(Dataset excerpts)
********************

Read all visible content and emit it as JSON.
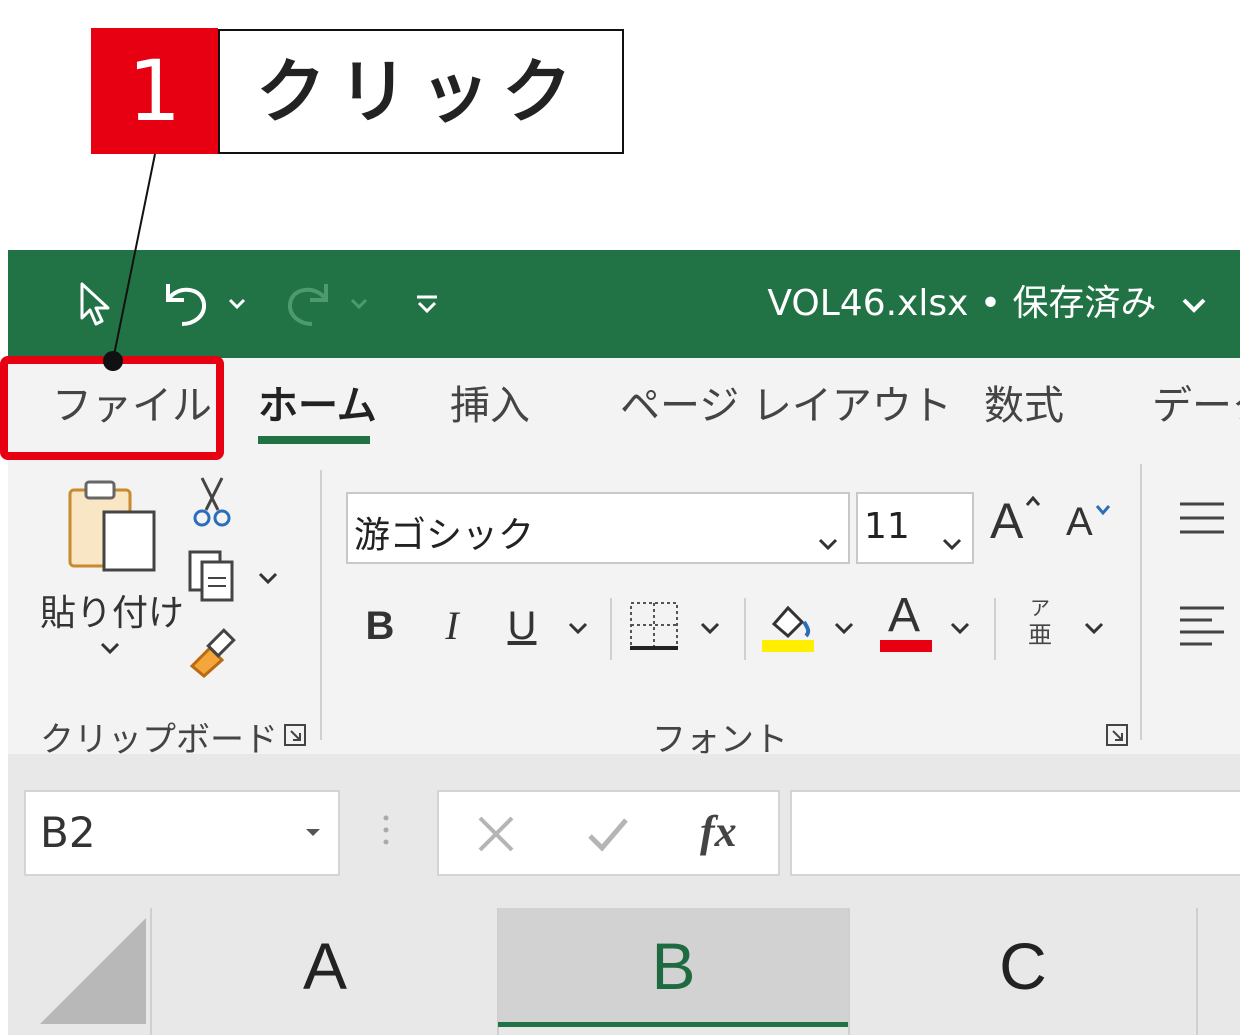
{
  "callout": {
    "step_number": "1",
    "label": "クリック"
  },
  "title_bar": {
    "document_title": "VOL46.xlsx • 保存済み",
    "icons": [
      "pointer-icon",
      "undo-icon",
      "redo-icon",
      "customize-quick-access-icon",
      "title-dropdown-icon"
    ],
    "accent_color": "#217346"
  },
  "tabs": [
    {
      "label": "ファイル"
    },
    {
      "label": "ホーム",
      "active": true
    },
    {
      "label": "挿入"
    },
    {
      "label": "ページ レイアウト"
    },
    {
      "label": "数式"
    },
    {
      "label": "データ"
    }
  ],
  "clipboard": {
    "paste_label": "貼り付け",
    "group_label": "クリップボード",
    "icons": [
      "paste-icon",
      "cut-icon",
      "copy-icon",
      "format-painter-icon"
    ]
  },
  "font": {
    "font_name": "游ゴシック",
    "font_size": "11",
    "bold": "B",
    "italic": "I",
    "underline": "U",
    "font_color_glyph": "A",
    "grow_glyph": "A",
    "shrink_glyph": "A",
    "phonetic_top": "ア",
    "phonetic_bottom": "亜",
    "group_label": "フォント",
    "fill_color": "#ffee00",
    "font_color": "#e60012"
  },
  "formula_bar": {
    "name_box": "B2",
    "fx_label": "fx",
    "formula": ""
  },
  "columns": [
    "A",
    "B",
    "C"
  ],
  "selected_column": "B",
  "highlight_color": "#e60012"
}
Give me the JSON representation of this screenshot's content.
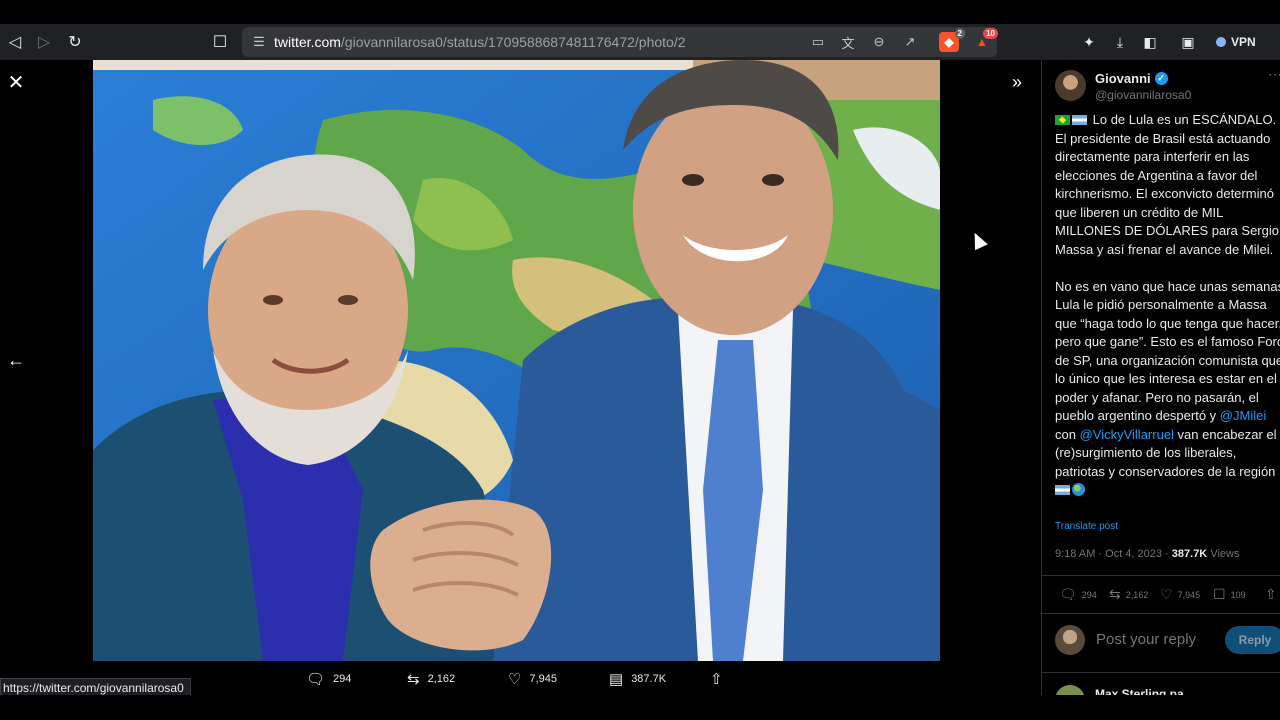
{
  "browser": {
    "url_host": "twitter.com",
    "url_path": "/giovannilarosa0/status/1709588687481176472/photo/2",
    "brave_badge": "2",
    "alert_badge": "10",
    "vpn_label": "VPN",
    "status_url": "https://twitter.com/giovannilarosa0"
  },
  "viewer": {
    "actions": {
      "replies": "294",
      "retweets": "2,162",
      "likes": "7,945",
      "views": "387.7K"
    }
  },
  "tweet": {
    "author_name": "Giovanni",
    "author_handle": "@giovannilarosa0",
    "text_p1": "Lo de Lula es un ESCÁNDALO. El presidente de Brasil está actuando directamente para interferir en las elecciones de Argentina a favor del kirchnerismo. El exconvicto determinó que liberen un crédito de MIL MILLONES DE DÓLARES para Sergio Massa y así frenar el avance de Milei.",
    "text_p2_a": "No es en vano que hace unas semanas Lula le pidió personalmente a Massa que “haga todo lo que tenga que hacer, pero que gane”. Esto es el famoso Foro de SP, una organización comunista que lo único que les interesa es estar en el poder y afanar. Pero no pasarán, el pueblo argentino despertó y ",
    "mention_1": "@JMilei",
    "text_p2_b": " con ",
    "mention_2": "@VickyVillarruel",
    "text_p2_c": " van encabezar el (re)surgimiento de los liberales, patriotas y conservadores de la región ",
    "translate_label": "Translate post",
    "timestamp": "9:18 AM · Oct 4, 2023 · ",
    "views_count": "387.7K",
    "views_label": " Views",
    "stats": {
      "replies": "294",
      "retweets": "2,162",
      "likes": "7,945",
      "bookmarks": "109"
    },
    "reply_placeholder": "Post your reply",
    "reply_button": "Reply",
    "next_reply_user": "Max Sterling pa"
  }
}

********************

- **SHORT EXERCISE**:
Each record must be quoted in full and exactly. Do not include the pictures.

- **WRITTEN REPLY**:
Read all visible content and emit it as JSON.
{
  "callout": {
    "step_number": "1",
    "label": "クリック"
  },
  "title_bar": {
    "document_title": "VOL46.xlsx • 保存済み",
    "icons": [
      "pointer-icon",
      "undo-icon",
      "redo-icon",
      "customize-quick-access-icon",
      "title-dropdown-icon"
    ],
    "accent_color": "#217346"
  },
  "tabs": [
    {
      "label": "ファイル"
    },
    {
      "label": "ホーム",
      "active": true
    },
    {
      "label": "挿入"
    },
    {
      "label": "ページ レイアウト"
    },
    {
      "label": "数式"
    },
    {
      "label": "データ"
    }
  ],
  "clipboard": {
    "paste_label": "貼り付け",
    "group_label": "クリップボード",
    "icons": [
      "paste-icon",
      "cut-icon",
      "copy-icon",
      "format-painter-icon"
    ]
  },
  "font": {
    "font_name": "游ゴシック",
    "font_size": "11",
    "bold": "B",
    "italic": "I",
    "underline": "U",
    "font_color_glyph": "A",
    "grow_glyph": "A",
    "shrink_glyph": "A",
    "phonetic_top": "ア",
    "phonetic_bottom": "亜",
    "group_label": "フォント",
    "fill_color": "#ffee00",
    "font_color": "#e60012"
  },
  "formula_bar": {
    "name_box": "B2",
    "fx_label": "fx",
    "formula": ""
  },
  "columns": [
    "A",
    "B",
    "C"
  ],
  "selected_column": "B",
  "highlight_color": "#e60012"
}
Give me the JSON representation of this screenshot's content.
{
  "browser": {
    "url_host": "twitter.com",
    "url_path": "/giovannilarosa0/status/1709588687481176472/photo/2",
    "brave_badge": "2",
    "alert_badge": "10",
    "vpn_label": "VPN",
    "status_url": "https://twitter.com/giovannilarosa0"
  },
  "viewer": {
    "actions": {
      "replies": "294",
      "retweets": "2,162",
      "likes": "7,945",
      "views": "387.7K"
    }
  },
  "tweet": {
    "author_name": "Giovanni",
    "author_handle": "@giovannilarosa0",
    "text_p1": "Lo de Lula es un ESCÁNDALO. El presidente de Brasil está actuando directamente para interferir en las elecciones de Argentina a favor del kirchnerismo. El exconvicto determinó que liberen un crédito de MIL MILLONES DE DÓLARES para Sergio Massa y así frenar el avance de Milei.",
    "text_p2_a": "No es en vano que hace unas semanas Lula le pidió personalmente a Massa que “haga todo lo que tenga que hacer, pero que gane”. Esto es el famoso Foro de SP, una organización comunista que lo único que les interesa es estar en el poder y afanar. Pero no pasarán, el pueblo argentino despertó y ",
    "mention_1": "@JMilei",
    "text_p2_b": " con ",
    "mention_2": "@VickyVillarruel",
    "text_p2_c": " van encabezar el (re)surgimiento de los liberales, patriotas y conservadores de la región ",
    "translate_label": "Translate post",
    "timestamp": "9:18 AM · Oct 4, 2023 · ",
    "views_count": "387.7K",
    "views_label": " Views",
    "stats": {
      "replies": "294",
      "retweets": "2,162",
      "likes": "7,945",
      "bookmarks": "109"
    },
    "reply_placeholder": "Post your reply",
    "reply_button": "Reply",
    "next_reply_user": "Max Sterling pa"
  }
}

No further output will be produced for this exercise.